Brief:
Check every line of the entries that follow, and copy the ones containing "function".
[start of Records to use]
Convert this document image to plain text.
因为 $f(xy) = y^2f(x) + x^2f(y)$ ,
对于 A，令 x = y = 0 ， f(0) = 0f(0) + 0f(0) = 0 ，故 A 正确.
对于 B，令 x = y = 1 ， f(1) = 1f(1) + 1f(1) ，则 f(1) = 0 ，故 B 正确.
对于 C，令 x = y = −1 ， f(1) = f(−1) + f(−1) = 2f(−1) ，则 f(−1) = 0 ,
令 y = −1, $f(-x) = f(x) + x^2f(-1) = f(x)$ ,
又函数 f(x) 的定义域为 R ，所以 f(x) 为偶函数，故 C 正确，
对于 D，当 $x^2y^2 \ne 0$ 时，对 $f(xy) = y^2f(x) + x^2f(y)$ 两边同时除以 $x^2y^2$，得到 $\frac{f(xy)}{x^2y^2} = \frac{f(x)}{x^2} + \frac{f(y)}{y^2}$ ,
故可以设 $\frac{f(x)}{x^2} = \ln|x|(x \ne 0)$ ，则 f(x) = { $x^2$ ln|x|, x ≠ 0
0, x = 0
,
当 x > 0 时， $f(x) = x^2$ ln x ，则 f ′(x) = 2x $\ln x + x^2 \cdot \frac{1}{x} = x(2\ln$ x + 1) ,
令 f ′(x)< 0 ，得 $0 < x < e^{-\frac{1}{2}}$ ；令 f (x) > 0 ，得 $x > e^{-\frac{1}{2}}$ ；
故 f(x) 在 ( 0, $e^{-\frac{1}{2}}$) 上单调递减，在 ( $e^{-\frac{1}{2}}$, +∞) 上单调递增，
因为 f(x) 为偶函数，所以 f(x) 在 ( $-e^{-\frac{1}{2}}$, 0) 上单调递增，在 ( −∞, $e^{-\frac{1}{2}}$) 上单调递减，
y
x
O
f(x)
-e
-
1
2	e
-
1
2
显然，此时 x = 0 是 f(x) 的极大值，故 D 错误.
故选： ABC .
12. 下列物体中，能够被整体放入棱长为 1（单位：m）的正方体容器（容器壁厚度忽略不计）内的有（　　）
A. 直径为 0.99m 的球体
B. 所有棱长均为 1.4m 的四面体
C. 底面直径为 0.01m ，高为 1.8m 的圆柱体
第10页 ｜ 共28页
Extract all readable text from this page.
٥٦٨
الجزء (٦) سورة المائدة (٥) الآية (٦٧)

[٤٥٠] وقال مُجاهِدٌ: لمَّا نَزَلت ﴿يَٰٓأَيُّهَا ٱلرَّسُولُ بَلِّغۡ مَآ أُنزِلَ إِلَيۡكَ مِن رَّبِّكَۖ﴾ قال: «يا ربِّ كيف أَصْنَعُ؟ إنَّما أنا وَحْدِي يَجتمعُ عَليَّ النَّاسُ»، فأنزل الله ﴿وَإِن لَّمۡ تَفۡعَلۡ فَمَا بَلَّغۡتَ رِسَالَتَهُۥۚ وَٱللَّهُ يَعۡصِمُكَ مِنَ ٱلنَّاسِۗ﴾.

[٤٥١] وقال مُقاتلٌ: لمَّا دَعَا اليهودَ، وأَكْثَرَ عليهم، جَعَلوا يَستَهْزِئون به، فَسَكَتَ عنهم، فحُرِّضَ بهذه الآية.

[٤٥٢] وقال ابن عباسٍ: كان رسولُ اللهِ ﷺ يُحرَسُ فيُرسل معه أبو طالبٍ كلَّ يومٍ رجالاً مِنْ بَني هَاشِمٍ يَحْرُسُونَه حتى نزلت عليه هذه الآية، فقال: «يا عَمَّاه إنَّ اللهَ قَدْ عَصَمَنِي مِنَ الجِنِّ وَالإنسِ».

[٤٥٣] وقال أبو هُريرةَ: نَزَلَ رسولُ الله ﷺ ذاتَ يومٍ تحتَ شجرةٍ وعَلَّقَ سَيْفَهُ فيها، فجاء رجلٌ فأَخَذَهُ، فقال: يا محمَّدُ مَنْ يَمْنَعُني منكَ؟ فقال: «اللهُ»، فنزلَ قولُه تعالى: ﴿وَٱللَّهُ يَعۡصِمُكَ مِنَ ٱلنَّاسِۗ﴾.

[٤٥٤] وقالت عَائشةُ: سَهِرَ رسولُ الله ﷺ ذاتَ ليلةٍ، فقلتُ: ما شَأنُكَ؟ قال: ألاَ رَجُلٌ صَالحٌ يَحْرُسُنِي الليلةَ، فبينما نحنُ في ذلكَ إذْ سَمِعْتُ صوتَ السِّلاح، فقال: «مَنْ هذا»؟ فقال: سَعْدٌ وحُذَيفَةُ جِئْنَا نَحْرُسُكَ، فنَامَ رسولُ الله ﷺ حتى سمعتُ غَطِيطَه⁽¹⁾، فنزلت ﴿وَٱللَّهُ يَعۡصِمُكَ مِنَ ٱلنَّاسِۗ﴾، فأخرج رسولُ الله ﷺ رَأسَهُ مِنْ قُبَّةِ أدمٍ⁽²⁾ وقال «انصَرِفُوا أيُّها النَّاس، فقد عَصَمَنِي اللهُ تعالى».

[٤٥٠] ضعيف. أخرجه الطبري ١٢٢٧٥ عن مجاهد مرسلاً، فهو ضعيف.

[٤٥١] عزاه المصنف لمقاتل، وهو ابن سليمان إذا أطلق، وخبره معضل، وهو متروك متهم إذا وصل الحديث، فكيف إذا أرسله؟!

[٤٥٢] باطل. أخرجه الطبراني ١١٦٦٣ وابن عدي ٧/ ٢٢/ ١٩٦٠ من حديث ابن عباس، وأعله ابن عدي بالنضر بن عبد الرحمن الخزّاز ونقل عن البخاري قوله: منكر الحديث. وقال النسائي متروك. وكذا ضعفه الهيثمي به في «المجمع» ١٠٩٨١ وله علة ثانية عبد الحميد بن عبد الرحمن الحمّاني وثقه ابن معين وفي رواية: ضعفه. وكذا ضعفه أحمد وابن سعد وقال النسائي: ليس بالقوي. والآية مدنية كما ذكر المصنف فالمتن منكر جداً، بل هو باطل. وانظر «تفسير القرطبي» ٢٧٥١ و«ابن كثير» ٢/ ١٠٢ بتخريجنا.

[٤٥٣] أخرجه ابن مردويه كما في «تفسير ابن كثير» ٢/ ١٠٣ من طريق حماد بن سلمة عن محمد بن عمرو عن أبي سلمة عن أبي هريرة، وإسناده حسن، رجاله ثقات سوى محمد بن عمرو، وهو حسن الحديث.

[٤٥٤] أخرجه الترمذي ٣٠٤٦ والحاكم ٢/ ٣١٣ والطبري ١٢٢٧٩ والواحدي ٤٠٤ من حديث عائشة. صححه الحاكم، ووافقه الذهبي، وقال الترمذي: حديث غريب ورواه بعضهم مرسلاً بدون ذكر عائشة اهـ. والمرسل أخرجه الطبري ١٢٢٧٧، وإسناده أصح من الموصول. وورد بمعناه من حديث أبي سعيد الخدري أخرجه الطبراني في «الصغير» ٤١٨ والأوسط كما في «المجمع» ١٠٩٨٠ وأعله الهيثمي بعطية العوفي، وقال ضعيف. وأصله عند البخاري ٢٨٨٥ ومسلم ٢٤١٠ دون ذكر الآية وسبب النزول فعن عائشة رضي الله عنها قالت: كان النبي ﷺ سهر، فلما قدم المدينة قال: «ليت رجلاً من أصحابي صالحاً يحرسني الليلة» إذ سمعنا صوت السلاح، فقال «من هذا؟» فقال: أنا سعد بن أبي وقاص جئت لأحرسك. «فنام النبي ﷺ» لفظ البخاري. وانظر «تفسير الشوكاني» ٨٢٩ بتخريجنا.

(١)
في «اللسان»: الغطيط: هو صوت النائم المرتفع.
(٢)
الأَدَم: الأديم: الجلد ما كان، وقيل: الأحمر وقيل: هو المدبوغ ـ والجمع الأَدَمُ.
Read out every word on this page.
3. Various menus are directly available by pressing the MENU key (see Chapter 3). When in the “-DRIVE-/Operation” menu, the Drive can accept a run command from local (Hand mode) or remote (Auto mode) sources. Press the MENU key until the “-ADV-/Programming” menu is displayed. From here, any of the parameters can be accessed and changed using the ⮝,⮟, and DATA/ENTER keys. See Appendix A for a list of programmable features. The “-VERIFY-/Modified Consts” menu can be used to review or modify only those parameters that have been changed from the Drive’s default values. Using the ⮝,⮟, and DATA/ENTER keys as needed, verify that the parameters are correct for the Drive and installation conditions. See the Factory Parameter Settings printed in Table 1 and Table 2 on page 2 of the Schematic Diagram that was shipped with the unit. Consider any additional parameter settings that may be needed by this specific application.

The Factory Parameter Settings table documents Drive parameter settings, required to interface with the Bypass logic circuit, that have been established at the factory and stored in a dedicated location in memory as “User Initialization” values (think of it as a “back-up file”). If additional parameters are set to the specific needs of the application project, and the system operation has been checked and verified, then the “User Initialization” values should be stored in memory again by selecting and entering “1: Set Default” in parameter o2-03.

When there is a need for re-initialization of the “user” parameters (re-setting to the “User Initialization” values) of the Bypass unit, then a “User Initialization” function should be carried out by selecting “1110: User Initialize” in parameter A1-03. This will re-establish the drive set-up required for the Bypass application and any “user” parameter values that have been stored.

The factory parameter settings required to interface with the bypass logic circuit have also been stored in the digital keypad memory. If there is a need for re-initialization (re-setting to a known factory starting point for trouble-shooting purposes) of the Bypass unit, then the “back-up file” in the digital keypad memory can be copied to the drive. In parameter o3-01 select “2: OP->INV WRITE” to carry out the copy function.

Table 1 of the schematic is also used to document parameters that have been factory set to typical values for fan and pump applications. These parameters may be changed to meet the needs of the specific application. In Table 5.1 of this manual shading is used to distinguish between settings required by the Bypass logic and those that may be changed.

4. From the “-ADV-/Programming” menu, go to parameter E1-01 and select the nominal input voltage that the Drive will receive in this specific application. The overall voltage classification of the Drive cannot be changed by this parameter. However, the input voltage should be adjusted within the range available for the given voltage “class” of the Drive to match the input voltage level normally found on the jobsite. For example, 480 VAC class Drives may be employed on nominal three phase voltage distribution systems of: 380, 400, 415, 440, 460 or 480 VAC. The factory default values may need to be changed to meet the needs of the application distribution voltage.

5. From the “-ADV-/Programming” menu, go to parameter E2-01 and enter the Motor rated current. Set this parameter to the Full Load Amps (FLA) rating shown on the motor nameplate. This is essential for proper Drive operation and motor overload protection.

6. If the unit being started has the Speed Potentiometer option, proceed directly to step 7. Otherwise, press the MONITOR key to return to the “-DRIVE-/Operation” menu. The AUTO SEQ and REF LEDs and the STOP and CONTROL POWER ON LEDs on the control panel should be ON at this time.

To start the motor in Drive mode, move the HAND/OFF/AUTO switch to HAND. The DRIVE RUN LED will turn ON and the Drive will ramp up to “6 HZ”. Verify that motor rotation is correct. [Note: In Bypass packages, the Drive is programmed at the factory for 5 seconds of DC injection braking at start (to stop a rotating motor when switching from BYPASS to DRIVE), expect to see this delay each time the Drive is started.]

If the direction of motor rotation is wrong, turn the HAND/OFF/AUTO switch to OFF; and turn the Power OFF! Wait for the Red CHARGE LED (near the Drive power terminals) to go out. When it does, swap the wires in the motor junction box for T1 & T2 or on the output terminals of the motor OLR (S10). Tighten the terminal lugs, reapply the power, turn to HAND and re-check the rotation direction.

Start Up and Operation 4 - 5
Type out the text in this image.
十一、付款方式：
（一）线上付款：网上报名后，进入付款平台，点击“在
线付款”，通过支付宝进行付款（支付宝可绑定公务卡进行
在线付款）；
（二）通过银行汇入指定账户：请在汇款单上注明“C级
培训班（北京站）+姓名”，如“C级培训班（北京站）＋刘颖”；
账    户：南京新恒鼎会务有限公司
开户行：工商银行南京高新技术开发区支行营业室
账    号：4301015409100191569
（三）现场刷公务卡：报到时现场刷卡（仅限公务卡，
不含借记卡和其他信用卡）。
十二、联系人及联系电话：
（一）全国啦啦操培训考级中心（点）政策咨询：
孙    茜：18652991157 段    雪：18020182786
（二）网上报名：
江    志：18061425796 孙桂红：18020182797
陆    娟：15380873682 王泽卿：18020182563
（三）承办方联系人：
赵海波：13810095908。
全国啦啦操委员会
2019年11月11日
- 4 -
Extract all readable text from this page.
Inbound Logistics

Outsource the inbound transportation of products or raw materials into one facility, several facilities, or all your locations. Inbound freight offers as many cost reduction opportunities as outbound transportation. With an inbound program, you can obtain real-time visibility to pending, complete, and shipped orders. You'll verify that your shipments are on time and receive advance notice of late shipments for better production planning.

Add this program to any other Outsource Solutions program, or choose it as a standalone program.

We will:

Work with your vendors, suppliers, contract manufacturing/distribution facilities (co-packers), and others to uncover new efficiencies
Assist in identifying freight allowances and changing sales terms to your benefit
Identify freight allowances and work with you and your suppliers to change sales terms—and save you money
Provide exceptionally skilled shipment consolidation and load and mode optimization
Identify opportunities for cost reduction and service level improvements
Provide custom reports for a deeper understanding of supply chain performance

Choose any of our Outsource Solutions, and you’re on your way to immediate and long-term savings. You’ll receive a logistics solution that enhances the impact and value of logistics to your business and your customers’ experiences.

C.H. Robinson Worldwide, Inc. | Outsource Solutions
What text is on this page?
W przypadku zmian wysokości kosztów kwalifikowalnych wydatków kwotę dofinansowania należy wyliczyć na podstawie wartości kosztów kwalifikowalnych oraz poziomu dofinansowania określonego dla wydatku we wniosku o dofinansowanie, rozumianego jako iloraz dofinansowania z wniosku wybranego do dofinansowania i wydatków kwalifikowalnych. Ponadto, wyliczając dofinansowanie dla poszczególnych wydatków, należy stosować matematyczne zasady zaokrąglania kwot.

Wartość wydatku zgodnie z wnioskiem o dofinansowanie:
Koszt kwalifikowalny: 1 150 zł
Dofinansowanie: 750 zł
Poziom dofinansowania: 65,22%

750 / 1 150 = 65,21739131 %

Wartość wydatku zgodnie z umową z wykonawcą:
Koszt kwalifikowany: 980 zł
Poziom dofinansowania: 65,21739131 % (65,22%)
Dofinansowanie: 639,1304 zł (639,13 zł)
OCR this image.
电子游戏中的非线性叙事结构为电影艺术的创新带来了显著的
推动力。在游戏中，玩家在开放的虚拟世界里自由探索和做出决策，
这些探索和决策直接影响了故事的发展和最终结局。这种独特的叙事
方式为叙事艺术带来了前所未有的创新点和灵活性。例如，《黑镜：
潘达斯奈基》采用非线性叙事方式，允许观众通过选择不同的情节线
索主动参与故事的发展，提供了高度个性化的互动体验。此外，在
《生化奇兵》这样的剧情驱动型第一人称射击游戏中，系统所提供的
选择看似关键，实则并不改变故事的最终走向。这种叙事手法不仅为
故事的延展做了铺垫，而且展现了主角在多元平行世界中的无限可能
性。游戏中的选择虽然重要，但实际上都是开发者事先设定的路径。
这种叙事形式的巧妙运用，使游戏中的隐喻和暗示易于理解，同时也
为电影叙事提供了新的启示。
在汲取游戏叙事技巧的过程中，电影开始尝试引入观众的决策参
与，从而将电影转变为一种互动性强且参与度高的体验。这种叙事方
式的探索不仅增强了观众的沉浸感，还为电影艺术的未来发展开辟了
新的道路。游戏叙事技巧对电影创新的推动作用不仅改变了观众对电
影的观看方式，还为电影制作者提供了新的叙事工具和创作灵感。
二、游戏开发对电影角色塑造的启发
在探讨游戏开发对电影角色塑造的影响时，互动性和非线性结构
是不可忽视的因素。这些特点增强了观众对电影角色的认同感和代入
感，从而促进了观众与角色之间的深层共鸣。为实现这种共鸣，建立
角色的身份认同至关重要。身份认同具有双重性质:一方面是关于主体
[end of Records to use]
Exercise result:
When there is a need for re-initialization of the “user” parameters (re-setting to the “User Initialization” values) of the Bypass unit, then a “User Initialization” function should be carried out by selecting “1110: User Initialize” in parameter A1-03. This will re-establish the drive set-up required for the Bypass application and any “user” parameter values that have been stored.
The factory parameter settings required to interface with the bypass logic circuit have also been stored in the digital keypad memory. If there is a need for re-initialization (re-setting to a known factory starting point for trouble-shooting purposes) of the Bypass unit, then the “back-up file” in the digital keypad memory can be copied to the drive. In parameter o3-01 select “2: OP->INV WRITE” to carry out the copy function.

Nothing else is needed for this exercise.